Images are not part of the copy; write out the rest of the data exactly as given.

- _INPUT DATA_:

········

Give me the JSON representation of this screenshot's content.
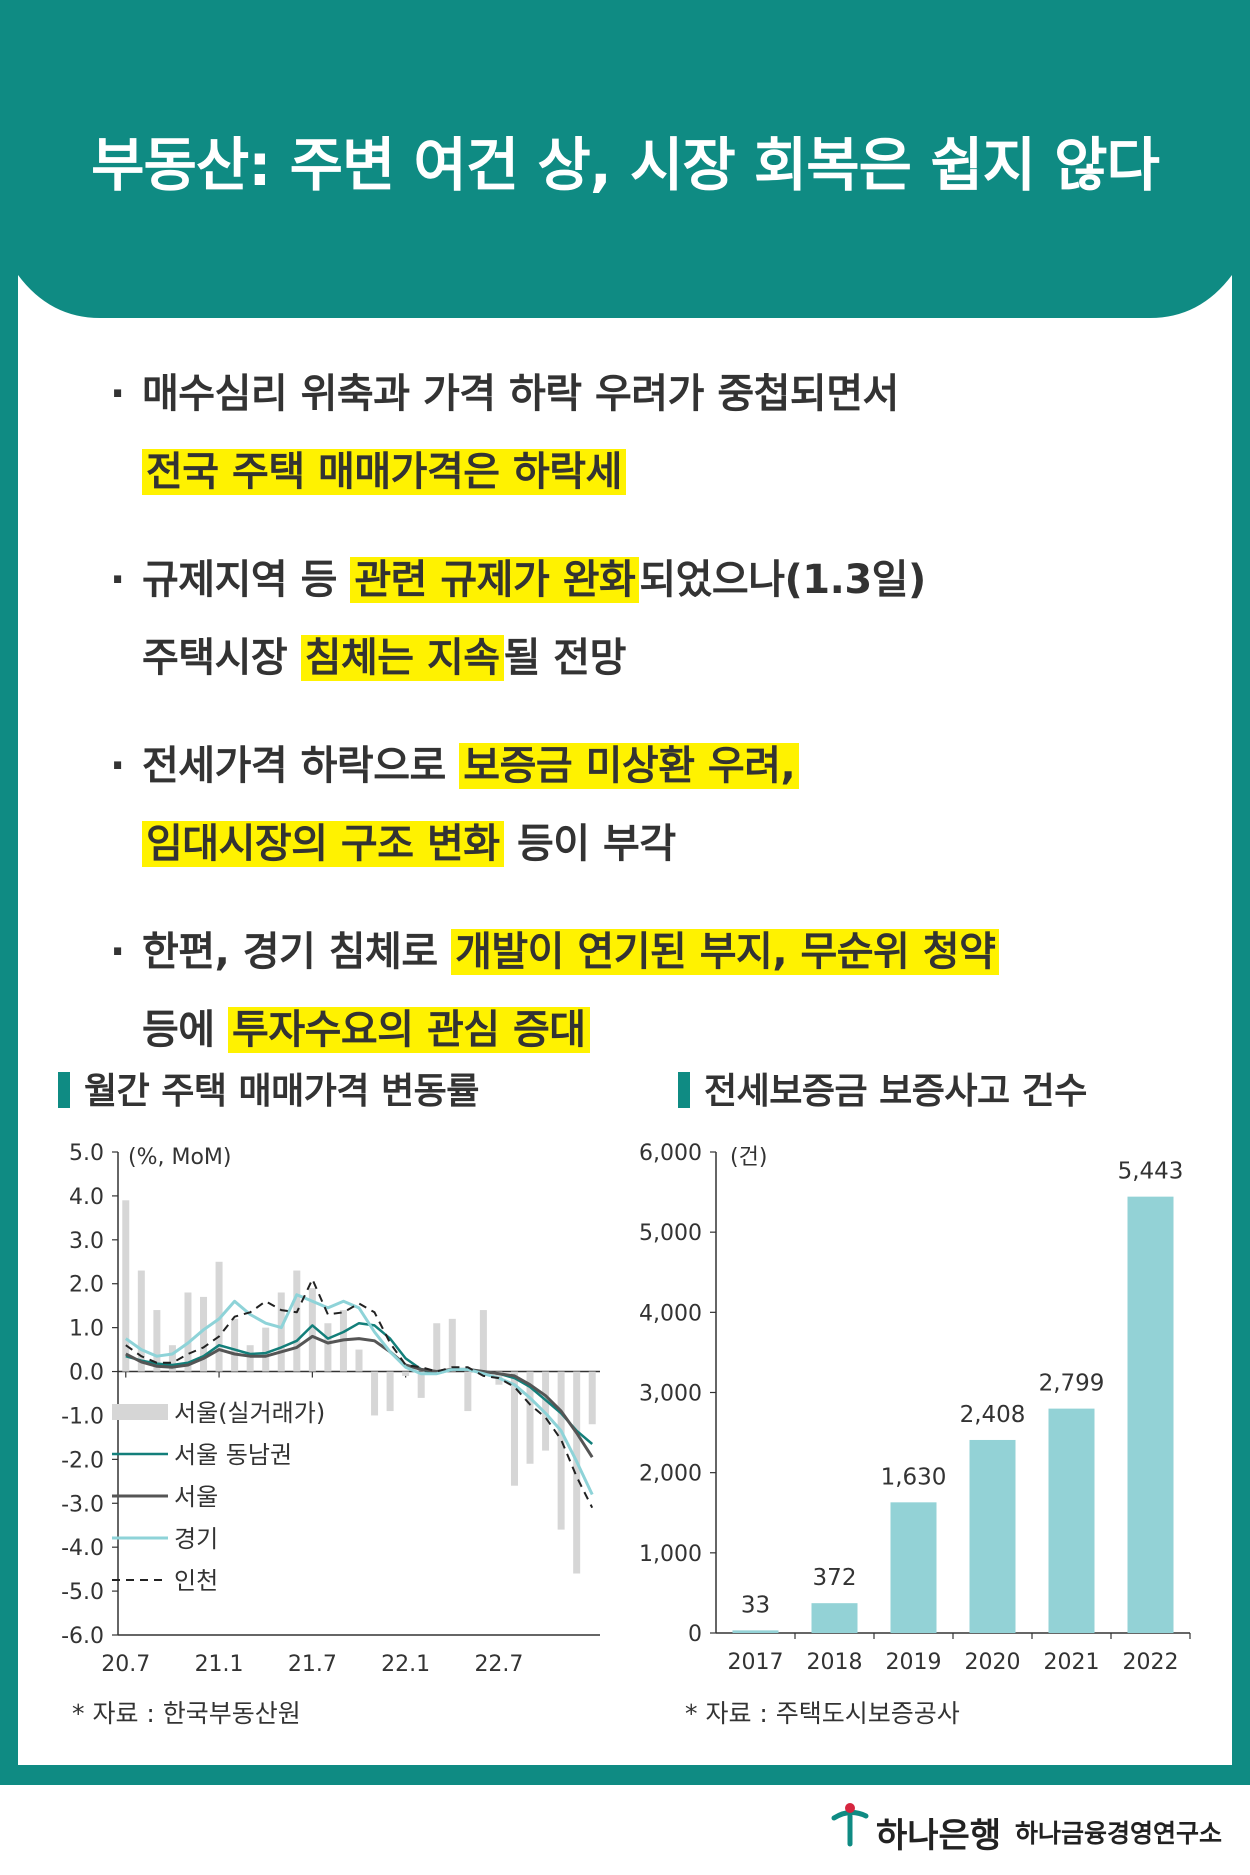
{
  "title": "부동산: 주변 여건 상, 시장 회복은 쉽지 않다",
  "bullets": [
    {
      "line1": [
        {
          "t": "매수심리 위축과 가격 하락 우려가 중첩되면서",
          "h": false
        }
      ],
      "line2": [
        {
          "t": "전국 주택 매매가격은 하락세",
          "h": true
        }
      ]
    },
    {
      "line1": [
        {
          "t": "규제지역 등 ",
          "h": false
        },
        {
          "t": "관련 규제가 완화",
          "h": true
        },
        {
          "t": "되었으나(1.3일)",
          "h": false
        }
      ],
      "line2": [
        {
          "t": "주택시장 ",
          "h": false
        },
        {
          "t": "침체는 지속",
          "h": true
        },
        {
          "t": "될 전망",
          "h": false
        }
      ]
    },
    {
      "line1": [
        {
          "t": "전세가격 하락으로 ",
          "h": false
        },
        {
          "t": "보증금 미상환 우려,",
          "h": true
        }
      ],
      "line2": [
        {
          "t": "임대시장의 구조 변화",
          "h": true
        },
        {
          "t": " 등이 부각",
          "h": false
        }
      ]
    },
    {
      "line1": [
        {
          "t": "한편, 경기 침체로 ",
          "h": false
        },
        {
          "t": "개발이 연기된 부지, 무순위 청약",
          "h": true
        }
      ],
      "line2": [
        {
          "t": "등에 ",
          "h": false
        },
        {
          "t": "투자수요의 관심 증대",
          "h": true
        }
      ]
    }
  ],
  "chart1_title": "월간 주택 매매가격 변동률",
  "chart2_title": "전세보증금 보증사고 건수",
  "source1": "* 자료 : 한국부동산원",
  "source2": "* 자료 : 주택도시보증공사",
  "footer": {
    "bank": "하나은행",
    "institute": "하나금융경영연구소"
  },
  "colors": {
    "teal": "#0f8b83",
    "highlight": "#fff200",
    "bar_gray": "#d6d6d6",
    "seoul_se": "#137f7a",
    "seoul": "#555555",
    "gyeonggi": "#8ed3d8",
    "incheon": "#222222",
    "jeonse_bar": "#93d2d6"
  },
  "chart_data": [
    {
      "type": "line",
      "unit": "(%, MoM)",
      "ylim": [
        -6.0,
        5.0
      ],
      "yticks": [
        "5.0",
        "4.0",
        "3.0",
        "2.0",
        "1.0",
        "0.0",
        "-1.0",
        "-2.0",
        "-3.0",
        "-4.0",
        "-5.0",
        "-6.0"
      ],
      "xticks": [
        "20.7",
        "21.1",
        "21.7",
        "22.1",
        "22.7"
      ],
      "x": [
        "20.7",
        "20.8",
        "20.9",
        "20.10",
        "20.11",
        "20.12",
        "21.1",
        "21.2",
        "21.3",
        "21.4",
        "21.5",
        "21.6",
        "21.7",
        "21.8",
        "21.9",
        "21.10",
        "21.11",
        "21.12",
        "22.1",
        "22.2",
        "22.3",
        "22.4",
        "22.5",
        "22.6",
        "22.7",
        "22.8",
        "22.9",
        "22.10",
        "22.11",
        "22.12",
        "23.1"
      ],
      "legend": [
        "서울(실거래가)",
        "서울 동남권",
        "서울",
        "경기",
        "인천"
      ],
      "series": [
        {
          "name": "서울(실거래가)",
          "kind": "bar",
          "values": [
            3.9,
            2.3,
            1.4,
            0.6,
            1.8,
            1.7,
            2.5,
            1.2,
            0.6,
            1.0,
            1.8,
            2.3,
            1.9,
            1.1,
            1.4,
            0.5,
            -1.0,
            -0.9,
            -0.1,
            -0.6,
            1.1,
            1.2,
            -0.9,
            1.4,
            -0.3,
            -2.6,
            -2.1,
            -1.8,
            -3.6,
            -4.6,
            -1.2
          ]
        },
        {
          "name": "서울 동남권",
          "kind": "line",
          "values": [
            0.35,
            0.25,
            0.18,
            0.15,
            0.2,
            0.35,
            0.6,
            0.5,
            0.4,
            0.42,
            0.55,
            0.7,
            1.05,
            0.75,
            0.9,
            1.1,
            1.05,
            0.75,
            0.3,
            0.05,
            -0.05,
            0.05,
            0.05,
            0.0,
            -0.05,
            -0.15,
            -0.35,
            -0.65,
            -0.95,
            -1.35,
            -1.65
          ]
        },
        {
          "name": "서울",
          "kind": "line",
          "values": [
            0.4,
            0.22,
            0.12,
            0.1,
            0.15,
            0.3,
            0.5,
            0.4,
            0.35,
            0.35,
            0.45,
            0.55,
            0.8,
            0.65,
            0.72,
            0.75,
            0.7,
            0.45,
            0.15,
            0.05,
            0.0,
            0.05,
            0.05,
            0.0,
            -0.05,
            -0.1,
            -0.3,
            -0.55,
            -0.9,
            -1.4,
            -1.95
          ]
        },
        {
          "name": "경기",
          "kind": "line",
          "values": [
            0.75,
            0.5,
            0.35,
            0.4,
            0.65,
            0.95,
            1.2,
            1.6,
            1.3,
            1.1,
            1.0,
            1.75,
            1.6,
            1.45,
            1.6,
            1.45,
            0.9,
            0.45,
            0.1,
            -0.05,
            -0.05,
            0.05,
            0.05,
            -0.05,
            -0.15,
            -0.3,
            -0.6,
            -0.95,
            -1.35,
            -2.05,
            -2.8
          ]
        },
        {
          "name": "인천",
          "kind": "dashed",
          "values": [
            0.6,
            0.35,
            0.2,
            0.2,
            0.4,
            0.55,
            0.8,
            1.25,
            1.35,
            1.6,
            1.4,
            1.35,
            2.1,
            1.3,
            1.35,
            1.55,
            1.35,
            0.65,
            0.15,
            0.1,
            0.0,
            0.1,
            0.1,
            -0.1,
            -0.15,
            -0.35,
            -0.75,
            -1.05,
            -1.55,
            -2.4,
            -3.1
          ]
        }
      ]
    },
    {
      "type": "bar",
      "unit": "(건)",
      "ylim": [
        0,
        6000
      ],
      "yticks": [
        "6,000",
        "5,000",
        "4,000",
        "3,000",
        "2,000",
        "1,000",
        "0"
      ],
      "categories": [
        "2017",
        "2018",
        "2019",
        "2020",
        "2021",
        "2022"
      ],
      "values": [
        33,
        372,
        1630,
        2408,
        2799,
        5443
      ],
      "labels": [
        "33",
        "372",
        "1,630",
        "2,408",
        "2,799",
        "5,443"
      ]
    }
  ]
}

········

- _EXERCISE RESULT_:
Give me the JSON representation of this screenshot's content.
{
  "title": "부동산: 주변 여건 상, 시장 회복은 쉽지 않다",
  "bullets": [
    {
      "line1": [
        {
          "t": "매수심리 위축과 가격 하락 우려가 중첩되면서",
          "h": false
        }
      ],
      "line2": [
        {
          "t": "전국 주택 매매가격은 하락세",
          "h": true
        }
      ]
    },
    {
      "line1": [
        {
          "t": "규제지역 등 ",
          "h": false
        },
        {
          "t": "관련 규제가 완화",
          "h": true
        },
        {
          "t": "되었으나(1.3일)",
          "h": false
        }
      ],
      "line2": [
        {
          "t": "주택시장 ",
          "h": false
        },
        {
          "t": "침체는 지속",
          "h": true
        },
        {
          "t": "될 전망",
          "h": false
        }
      ]
    },
    {
      "line1": [
        {
          "t": "전세가격 하락으로 ",
          "h": false
        },
        {
          "t": "보증금 미상환 우려,",
          "h": true
        }
      ],
      "line2": [
        {
          "t": "임대시장의 구조 변화",
          "h": true
        },
        {
          "t": " 등이 부각",
          "h": false
        }
      ]
    },
    {
      "line1": [
        {
          "t": "한편, 경기 침체로 ",
          "h": false
        },
        {
          "t": "개발이 연기된 부지, 무순위 청약",
          "h": true
        }
      ],
      "line2": [
        {
          "t": "등에 ",
          "h": false
        },
        {
          "t": "투자수요의 관심 증대",
          "h": true
        }
      ]
    }
  ],
  "chart1_title": "월간 주택 매매가격 변동률",
  "chart2_title": "전세보증금 보증사고 건수",
  "source1": "* 자료 : 한국부동산원",
  "source2": "* 자료 : 주택도시보증공사",
  "footer": {
    "bank": "하나은행",
    "institute": "하나금융경영연구소"
  },
  "colors": {
    "teal": "#0f8b83",
    "highlight": "#fff200",
    "bar_gray": "#d6d6d6",
    "seoul_se": "#137f7a",
    "seoul": "#555555",
    "gyeonggi": "#8ed3d8",
    "incheon": "#222222",
    "jeonse_bar": "#93d2d6"
  },
  "chart_data": [
    {
      "type": "line",
      "unit": "(%, MoM)",
      "ylim": [
        -6.0,
        5.0
      ],
      "yticks": [
        "5.0",
        "4.0",
        "3.0",
        "2.0",
        "1.0",
        "0.0",
        "-1.0",
        "-2.0",
        "-3.0",
        "-4.0",
        "-5.0",
        "-6.0"
      ],
      "xticks": [
        "20.7",
        "21.1",
        "21.7",
        "22.1",
        "22.7"
      ],
      "x": [
        "20.7",
        "20.8",
        "20.9",
        "20.10",
        "20.11",
        "20.12",
        "21.1",
        "21.2",
        "21.3",
        "21.4",
        "21.5",
        "21.6",
        "21.7",
        "21.8",
        "21.9",
        "21.10",
        "21.11",
        "21.12",
        "22.1",
        "22.2",
        "22.3",
        "22.4",
        "22.5",
        "22.6",
        "22.7",
        "22.8",
        "22.9",
        "22.10",
        "22.11",
        "22.12",
        "23.1"
      ],
      "legend": [
        "서울(실거래가)",
        "서울 동남권",
        "서울",
        "경기",
        "인천"
      ],
      "series": [
        {
          "name": "서울(실거래가)",
          "kind": "bar",
          "values": [
            3.9,
            2.3,
            1.4,
            0.6,
            1.8,
            1.7,
            2.5,
            1.2,
            0.6,
            1.0,
            1.8,
            2.3,
            1.9,
            1.1,
            1.4,
            0.5,
            -1.0,
            -0.9,
            -0.1,
            -0.6,
            1.1,
            1.2,
            -0.9,
            1.4,
            -0.3,
            -2.6,
            -2.1,
            -1.8,
            -3.6,
            -4.6,
            -1.2
          ]
        },
        {
          "name": "서울 동남권",
          "kind": "line",
          "values": [
            0.35,
            0.25,
            0.18,
            0.15,
            0.2,
            0.35,
            0.6,
            0.5,
            0.4,
            0.42,
            0.55,
            0.7,
            1.05,
            0.75,
            0.9,
            1.1,
            1.05,
            0.75,
            0.3,
            0.05,
            -0.05,
            0.05,
            0.05,
            0.0,
            -0.05,
            -0.15,
            -0.35,
            -0.65,
            -0.95,
            -1.35,
            -1.65
          ]
        },
        {
          "name": "서울",
          "kind": "line",
          "values": [
            0.4,
            0.22,
            0.12,
            0.1,
            0.15,
            0.3,
            0.5,
            0.4,
            0.35,
            0.35,
            0.45,
            0.55,
            0.8,
            0.65,
            0.72,
            0.75,
            0.7,
            0.45,
            0.15,
            0.05,
            0.0,
            0.05,
            0.05,
            0.0,
            -0.05,
            -0.1,
            -0.3,
            -0.55,
            -0.9,
            -1.4,
            -1.95
          ]
        },
        {
          "name": "경기",
          "kind": "line",
          "values": [
            0.75,
            0.5,
            0.35,
            0.4,
            0.65,
            0.95,
            1.2,
            1.6,
            1.3,
            1.1,
            1.0,
            1.75,
            1.6,
            1.45,
            1.6,
            1.45,
            0.9,
            0.45,
            0.1,
            -0.05,
            -0.05,
            0.05,
            0.05,
            -0.05,
            -0.15,
            -0.3,
            -0.6,
            -0.95,
            -1.35,
            -2.05,
            -2.8
          ]
        },
        {
          "name": "인천",
          "kind": "dashed",
          "values": [
            0.6,
            0.35,
            0.2,
            0.2,
            0.4,
            0.55,
            0.8,
            1.25,
            1.35,
            1.6,
            1.4,
            1.35,
            2.1,
            1.3,
            1.35,
            1.55,
            1.35,
            0.65,
            0.15,
            0.1,
            0.0,
            0.1,
            0.1,
            -0.1,
            -0.15,
            -0.35,
            -0.75,
            -1.05,
            -1.55,
            -2.4,
            -3.1
          ]
        }
      ]
    },
    {
      "type": "bar",
      "unit": "(건)",
      "ylim": [
        0,
        6000
      ],
      "yticks": [
        "6,000",
        "5,000",
        "4,000",
        "3,000",
        "2,000",
        "1,000",
        "0"
      ],
      "categories": [
        "2017",
        "2018",
        "2019",
        "2020",
        "2021",
        "2022"
      ],
      "values": [
        33,
        372,
        1630,
        2408,
        2799,
        5443
      ],
      "labels": [
        "33",
        "372",
        "1,630",
        "2,408",
        "2,799",
        "5,443"
      ]
    }
  ]
}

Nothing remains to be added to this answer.